> [PROBLEM DETAILS] Please copy the entries below word for word, leaving out the pictures.

> [RECORDS SHOWN]
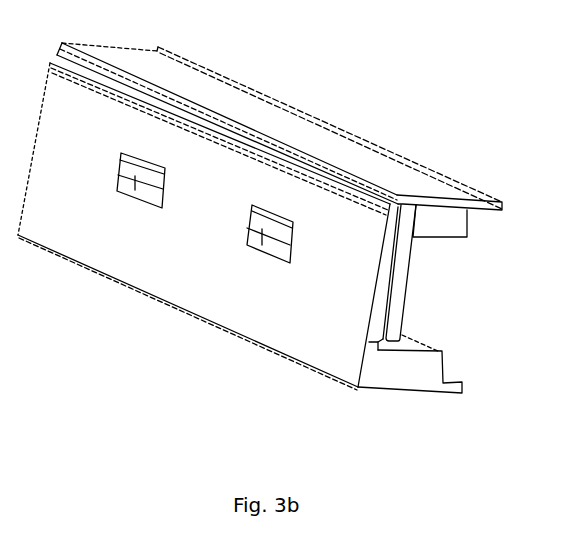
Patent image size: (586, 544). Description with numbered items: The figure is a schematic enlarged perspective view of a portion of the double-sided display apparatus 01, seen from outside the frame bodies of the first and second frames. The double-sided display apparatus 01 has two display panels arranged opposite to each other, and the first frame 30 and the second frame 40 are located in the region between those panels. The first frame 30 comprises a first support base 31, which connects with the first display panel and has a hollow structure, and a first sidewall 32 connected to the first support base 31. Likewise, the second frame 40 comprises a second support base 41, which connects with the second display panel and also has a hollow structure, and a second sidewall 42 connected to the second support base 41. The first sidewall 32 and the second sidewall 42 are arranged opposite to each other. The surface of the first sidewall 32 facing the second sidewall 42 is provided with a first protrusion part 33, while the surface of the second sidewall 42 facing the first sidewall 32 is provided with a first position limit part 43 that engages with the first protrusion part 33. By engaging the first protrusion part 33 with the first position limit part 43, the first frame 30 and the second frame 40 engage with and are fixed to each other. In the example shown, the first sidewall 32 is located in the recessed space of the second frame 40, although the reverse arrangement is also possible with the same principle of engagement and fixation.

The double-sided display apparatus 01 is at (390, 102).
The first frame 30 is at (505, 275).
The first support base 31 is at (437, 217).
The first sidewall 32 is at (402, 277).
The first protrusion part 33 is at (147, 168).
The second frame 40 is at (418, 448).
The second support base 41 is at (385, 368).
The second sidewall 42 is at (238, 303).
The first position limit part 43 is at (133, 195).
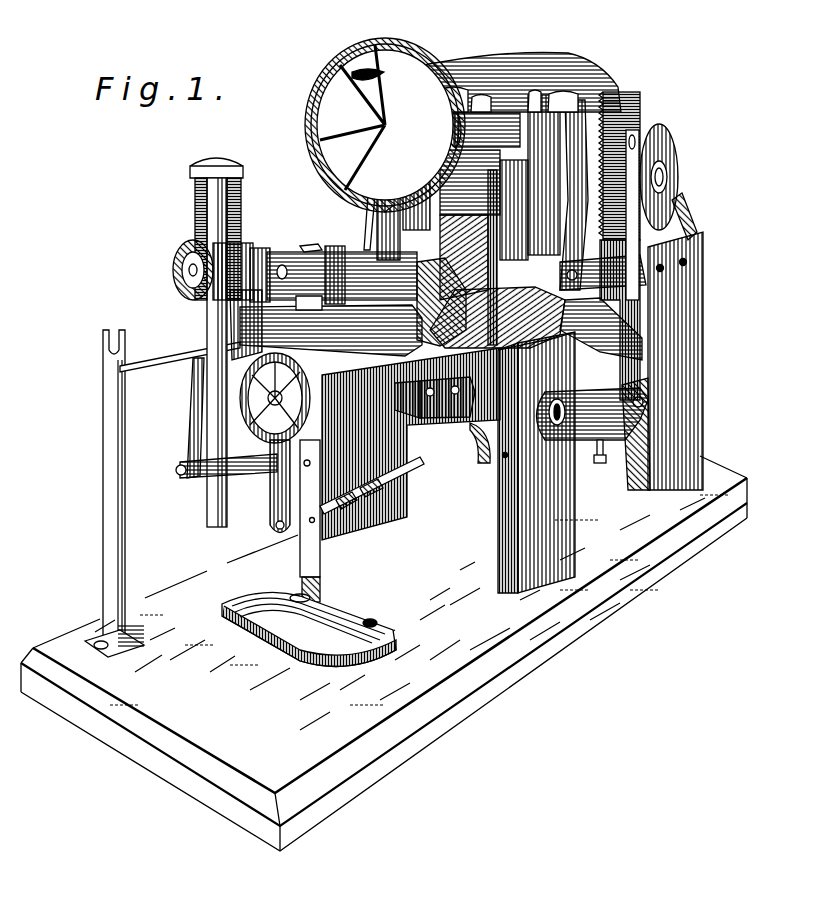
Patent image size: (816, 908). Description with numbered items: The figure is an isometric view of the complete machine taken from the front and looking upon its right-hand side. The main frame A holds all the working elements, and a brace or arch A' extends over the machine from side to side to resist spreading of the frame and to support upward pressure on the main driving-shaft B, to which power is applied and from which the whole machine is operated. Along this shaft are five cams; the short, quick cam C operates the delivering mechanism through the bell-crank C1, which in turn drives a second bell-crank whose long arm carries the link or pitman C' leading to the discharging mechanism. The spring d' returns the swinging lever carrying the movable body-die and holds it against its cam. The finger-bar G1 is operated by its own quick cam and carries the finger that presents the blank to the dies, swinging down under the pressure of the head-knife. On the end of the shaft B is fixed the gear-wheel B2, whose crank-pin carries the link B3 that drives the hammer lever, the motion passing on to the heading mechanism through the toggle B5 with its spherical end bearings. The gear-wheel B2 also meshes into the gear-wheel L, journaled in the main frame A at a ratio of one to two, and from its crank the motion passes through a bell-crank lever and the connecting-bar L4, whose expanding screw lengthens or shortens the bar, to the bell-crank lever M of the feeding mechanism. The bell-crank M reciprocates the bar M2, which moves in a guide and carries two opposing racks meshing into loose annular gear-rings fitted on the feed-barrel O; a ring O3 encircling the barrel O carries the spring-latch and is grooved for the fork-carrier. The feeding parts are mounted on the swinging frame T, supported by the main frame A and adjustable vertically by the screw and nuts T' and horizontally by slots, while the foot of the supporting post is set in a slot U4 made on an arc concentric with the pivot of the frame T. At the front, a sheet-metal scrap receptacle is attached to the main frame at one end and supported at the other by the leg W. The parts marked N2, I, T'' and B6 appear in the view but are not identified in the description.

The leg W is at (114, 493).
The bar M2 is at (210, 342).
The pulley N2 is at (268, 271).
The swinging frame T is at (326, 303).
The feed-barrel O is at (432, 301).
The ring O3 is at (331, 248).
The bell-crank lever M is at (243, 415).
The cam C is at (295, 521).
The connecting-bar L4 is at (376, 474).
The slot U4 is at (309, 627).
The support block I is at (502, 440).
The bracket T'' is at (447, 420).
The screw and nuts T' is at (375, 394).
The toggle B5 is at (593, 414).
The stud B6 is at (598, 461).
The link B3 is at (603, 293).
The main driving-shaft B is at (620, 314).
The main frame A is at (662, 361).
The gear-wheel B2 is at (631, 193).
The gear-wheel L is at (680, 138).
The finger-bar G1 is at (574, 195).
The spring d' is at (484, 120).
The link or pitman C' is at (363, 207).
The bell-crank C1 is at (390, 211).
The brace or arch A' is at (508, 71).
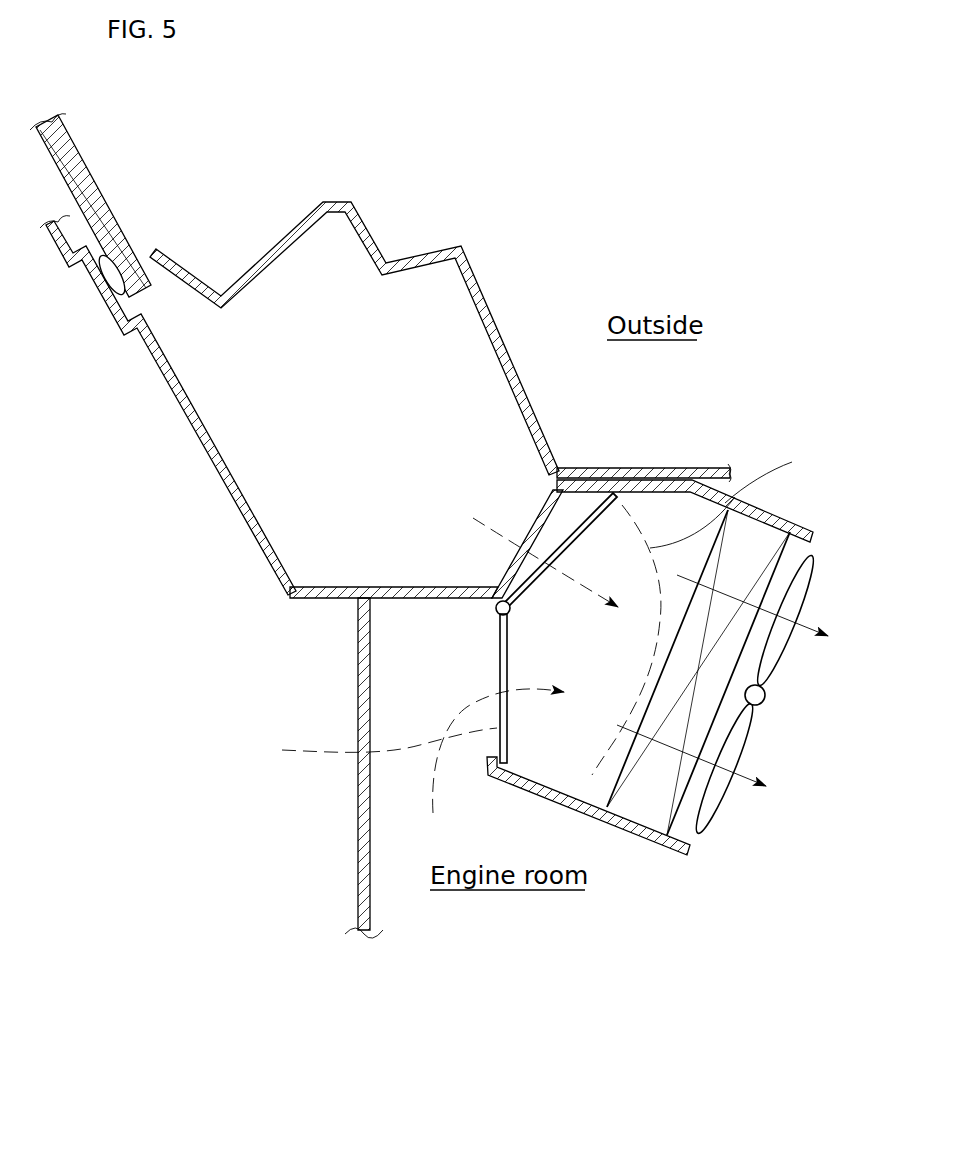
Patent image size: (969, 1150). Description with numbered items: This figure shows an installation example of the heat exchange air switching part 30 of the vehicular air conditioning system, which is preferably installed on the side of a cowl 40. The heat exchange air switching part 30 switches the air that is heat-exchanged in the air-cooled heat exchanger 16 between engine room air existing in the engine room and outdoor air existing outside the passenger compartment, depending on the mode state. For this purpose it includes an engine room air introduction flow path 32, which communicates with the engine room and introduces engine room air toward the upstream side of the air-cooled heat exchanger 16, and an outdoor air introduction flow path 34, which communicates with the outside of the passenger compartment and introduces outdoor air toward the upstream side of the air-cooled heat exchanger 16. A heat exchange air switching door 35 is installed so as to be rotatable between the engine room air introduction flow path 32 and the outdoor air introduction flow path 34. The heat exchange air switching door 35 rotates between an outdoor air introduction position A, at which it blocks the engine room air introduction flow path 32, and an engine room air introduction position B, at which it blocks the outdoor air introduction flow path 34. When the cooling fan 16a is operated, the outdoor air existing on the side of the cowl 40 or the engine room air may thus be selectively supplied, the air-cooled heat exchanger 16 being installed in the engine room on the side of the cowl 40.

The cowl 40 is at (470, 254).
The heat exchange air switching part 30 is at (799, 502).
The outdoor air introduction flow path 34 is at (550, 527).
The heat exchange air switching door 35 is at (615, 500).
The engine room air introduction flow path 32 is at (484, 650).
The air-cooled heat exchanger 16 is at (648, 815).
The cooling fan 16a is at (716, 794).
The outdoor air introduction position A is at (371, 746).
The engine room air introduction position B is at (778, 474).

> [CORRECT ANSWER]
Patent image size: (586, 544). Description with numbered items: The figure is a schematic enlarged perspective view of a portion of the double-sided display apparatus 01, seen from outside the frame bodies of the first and second frames. The double-sided display apparatus 01 has two display panels arranged opposite to each other, and the first frame 30 and the second frame 40 are located in the region between those panels. The first frame 30 comprises a first support base 31, which connects with the first display panel and has a hollow structure, and a first sidewall 32 connected to the first support base 31. Likewise, the second frame 40 comprises a second support base 41, which connects with the second display panel and also has a hollow structure, and a second sidewall 42 connected to the second support base 41. The first sidewall 32 and the second sidewall 42 are arranged opposite to each other. The surface of the first sidewall 32 facing the second sidewall 42 is provided with a first protrusion part 33, while the surface of the second sidewall 42 facing the first sidewall 32 is provided with a first position limit part 43 that engages with the first protrusion part 33. By engaging the first protrusion part 33 with the first position limit part 43, the first frame 30 and the second frame 40 engage with and are fixed to each other. In the example shown, the first sidewall 32 is located in the recessed space of the second frame 40, although the reverse arrangement is also possible with the same principle of engagement and fixation.

The double-sided display apparatus 01 is at (390, 102).
The first frame 30 is at (505, 275).
The first support base 31 is at (437, 217).
The first sidewall 32 is at (402, 277).
The first protrusion part 33 is at (147, 168).
The second frame 40 is at (418, 448).
The second support base 41 is at (385, 368).
The second sidewall 42 is at (238, 303).
The first position limit part 43 is at (133, 195).
Patent image size: (816, 908). Description with numbered items: The figure is an isometric view of the complete machine taken from the front and looking upon its right-hand side. The main frame A holds all the working elements, and a brace or arch A' extends over the machine from side to side to resist spreading of the frame and to support upward pressure on the main driving-shaft B, to which power is applied and from which the whole machine is operated. Along this shaft are five cams; the short, quick cam C operates the delivering mechanism through the bell-crank C1, which in turn drives a second bell-crank whose long arm carries the link or pitman C' leading to the discharging mechanism. The spring d' returns the swinging lever carrying the movable body-die and holds it against its cam. The finger-bar G1 is operated by its own quick cam and carries the finger that presents the blank to the dies, swinging down under the pressure of the head-knife. On the end of the shaft B is fixed the gear-wheel B2, whose crank-pin carries the link B3 that drives the hammer lever, the motion passing on to the heading mechanism through the toggle B5 with its spherical end bearings. The gear-wheel B2 also meshes into the gear-wheel L, journaled in the main frame A at a ratio of one to two, and from its crank the motion passes through a bell-crank lever and the connecting-bar L4, whose expanding screw lengthens or shortens the bar, to the bell-crank lever M of the feeding mechanism. The bell-crank M reciprocates the bar M2, which moves in a guide and carries two opposing racks meshing into loose annular gear-rings fitted on the feed-barrel O; a ring O3 encircling the barrel O carries the spring-latch and is grooved for the fork-carrier. The feeding parts are mounted on the swinging frame T, supported by the main frame A and adjustable vertically by the screw and nuts T' and horizontally by slots, while the foot of the supporting post is set in a slot U4 made on an arc concentric with the pivot of the frame T. At the front, a sheet-metal scrap receptacle is attached to the main frame at one end and supported at the other by the leg W. The parts marked N2, I, T'' and B6 appear in the view but are not identified in the description.

The leg W is at (114, 493).
The bar M2 is at (210, 342).
The pulley N2 is at (268, 271).
The swinging frame T is at (326, 303).
The feed-barrel O is at (432, 301).
The ring O3 is at (331, 248).
The bell-crank lever M is at (243, 415).
The cam C is at (295, 521).
The connecting-bar L4 is at (376, 474).
The slot U4 is at (309, 627).
The support block I is at (502, 440).
The bracket T'' is at (447, 420).
The screw and nuts T' is at (375, 394).
The toggle B5 is at (593, 414).
The stud B6 is at (598, 461).
The link B3 is at (603, 293).
The main driving-shaft B is at (620, 314).
The main frame A is at (662, 361).
The gear-wheel B2 is at (631, 193).
The gear-wheel L is at (680, 138).
The finger-bar G1 is at (574, 195).
The spring d' is at (484, 120).
The link or pitman C' is at (363, 207).
The bell-crank C1 is at (390, 211).
The brace or arch A' is at (508, 71).
Patent image size: (969, 1150). Description with numbered items: This figure shows an installation example of the heat exchange air switching part 30 of the vehicular air conditioning system, which is preferably installed on the side of a cowl 40. The heat exchange air switching part 30 switches the air that is heat-exchanged in the air-cooled heat exchanger 16 between engine room air existing in the engine room and outdoor air existing outside the passenger compartment, depending on the mode state. For this purpose it includes an engine room air introduction flow path 32, which communicates with the engine room and introduces engine room air toward the upstream side of the air-cooled heat exchanger 16, and an outdoor air introduction flow path 34, which communicates with the outside of the passenger compartment and introduces outdoor air toward the upstream side of the air-cooled heat exchanger 16. A heat exchange air switching door 35 is installed so as to be rotatable between the engine room air introduction flow path 32 and the outdoor air introduction flow path 34. The heat exchange air switching door 35 rotates between an outdoor air introduction position A, at which it blocks the engine room air introduction flow path 32, and an engine room air introduction position B, at which it blocks the outdoor air introduction flow path 34. When the cooling fan 16a is operated, the outdoor air existing on the side of the cowl 40 or the engine room air may thus be selectively supplied, the air-cooled heat exchanger 16 being installed in the engine room on the side of the cowl 40.

The cowl 40 is at (470, 254).
The heat exchange air switching part 30 is at (799, 502).
The outdoor air introduction flow path 34 is at (550, 527).
The heat exchange air switching door 35 is at (615, 500).
The engine room air introduction flow path 32 is at (484, 650).
The air-cooled heat exchanger 16 is at (648, 815).
The cooling fan 16a is at (716, 794).
The outdoor air introduction position A is at (371, 746).
The engine room air introduction position B is at (778, 474).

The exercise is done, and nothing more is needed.